** START Excerpt provided **

Note A.  CONDENSED FINANCIAL STATEMENTS

         The condensed consolidated balance sheets as of June 30, 1996 and
         December 31, 1995, the condensed consolidated statements of operations
         for the three months and six months periods ended June 30, 1996 and
         June 30, 1995, and the condensed consolidated cash flows for the three
         month periods ended June 30, 1996 and June 30, 1995 have been prepared
         by the Company without audit.  The Condensed Consolidated Financial
         Statements and Notes include the wholly owned subsidiary RMI Americas,
         C.A.  In the opinion of management, all adjustments (which include
         only normal recurring adjustments)  necessary to present fairly the
         financial position as of June 30, 1996 and for all periods presented,
         have been made.  The financial statements for the prior years and/or
         periods have been reclassified to conform with the current year's
         presentation.

Note B:  RELATED PARTY TRANSACTIONS

         As of June 30, 1996 the indebtedness from the related parties was
         $31,500 and the indebtedness to related parties was $21,000.

** END Excerpt provided **

Request 1 → In the financial statement notes, how much was owed to related parties as of June 30, 1996?
Request 2 → List the financial statements that the financial statement notes say were prepared by the Company without audit.
Request 3 → Carry on writing the financial statement notes from the point where they stop.
The lines that come after this text have nothing to do with it.

** START Dataset section **

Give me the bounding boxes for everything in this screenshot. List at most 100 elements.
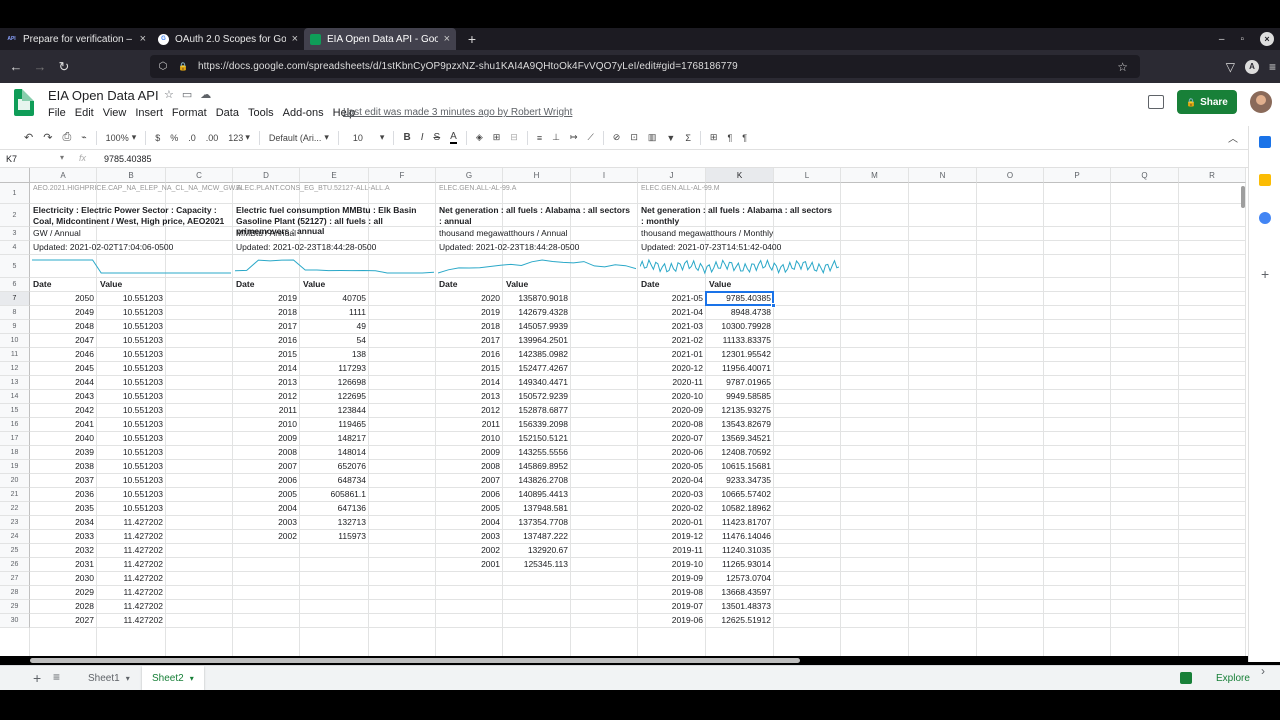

** END Dataset section **

Task output 1 → $21,000

Task output 2 →
- The condensed consolidated balance sheets as of June 30, 1996 and December 31, 1995
- The condensed consolidated statements of operations for the three-month and six-month periods ended June 30, 1996 and June 30, 1995
- The condensed consolidated cash flows for the three-month periods ended June 30, 1996 and June 30, 1995

Task output 3 →
Note C:  RESTRICTED CASH

         The Company had restricted cash totalling $70,704 as of June 30, 1996. 
         This cash is  collateral for payment and performance bonds.

Note D:  INVENTORIES

         Inventories consisted of the following at June 30, 1996:

   Costs in excess of billings on uncompleted contracts    $      -0-
   Supplies                                                    19,000
                                                           ----------
              Total                                        $   19,000
                                                           ----------
                                                           ----------

Note E:  BILLINGS IN EXCESS OF COSTS ON UNCOMPLETED CONTRACTS

         Included in other current liabilities in the accompanying financial
         statements at June 30, 1996 are billings in excess of costs on
         uncompleted contracts totalling $2,429.

Note F:  PREFERRED STOCK

         The Company's Articles of Incorporation authorize up to 5,000,000
         Preferred Shares, to have such classes, par value, and preferences as
         the Company's Board of Directors may determine from time to time.  As
         of June 30, 1996, no Preferred Shares are issued or outstanding.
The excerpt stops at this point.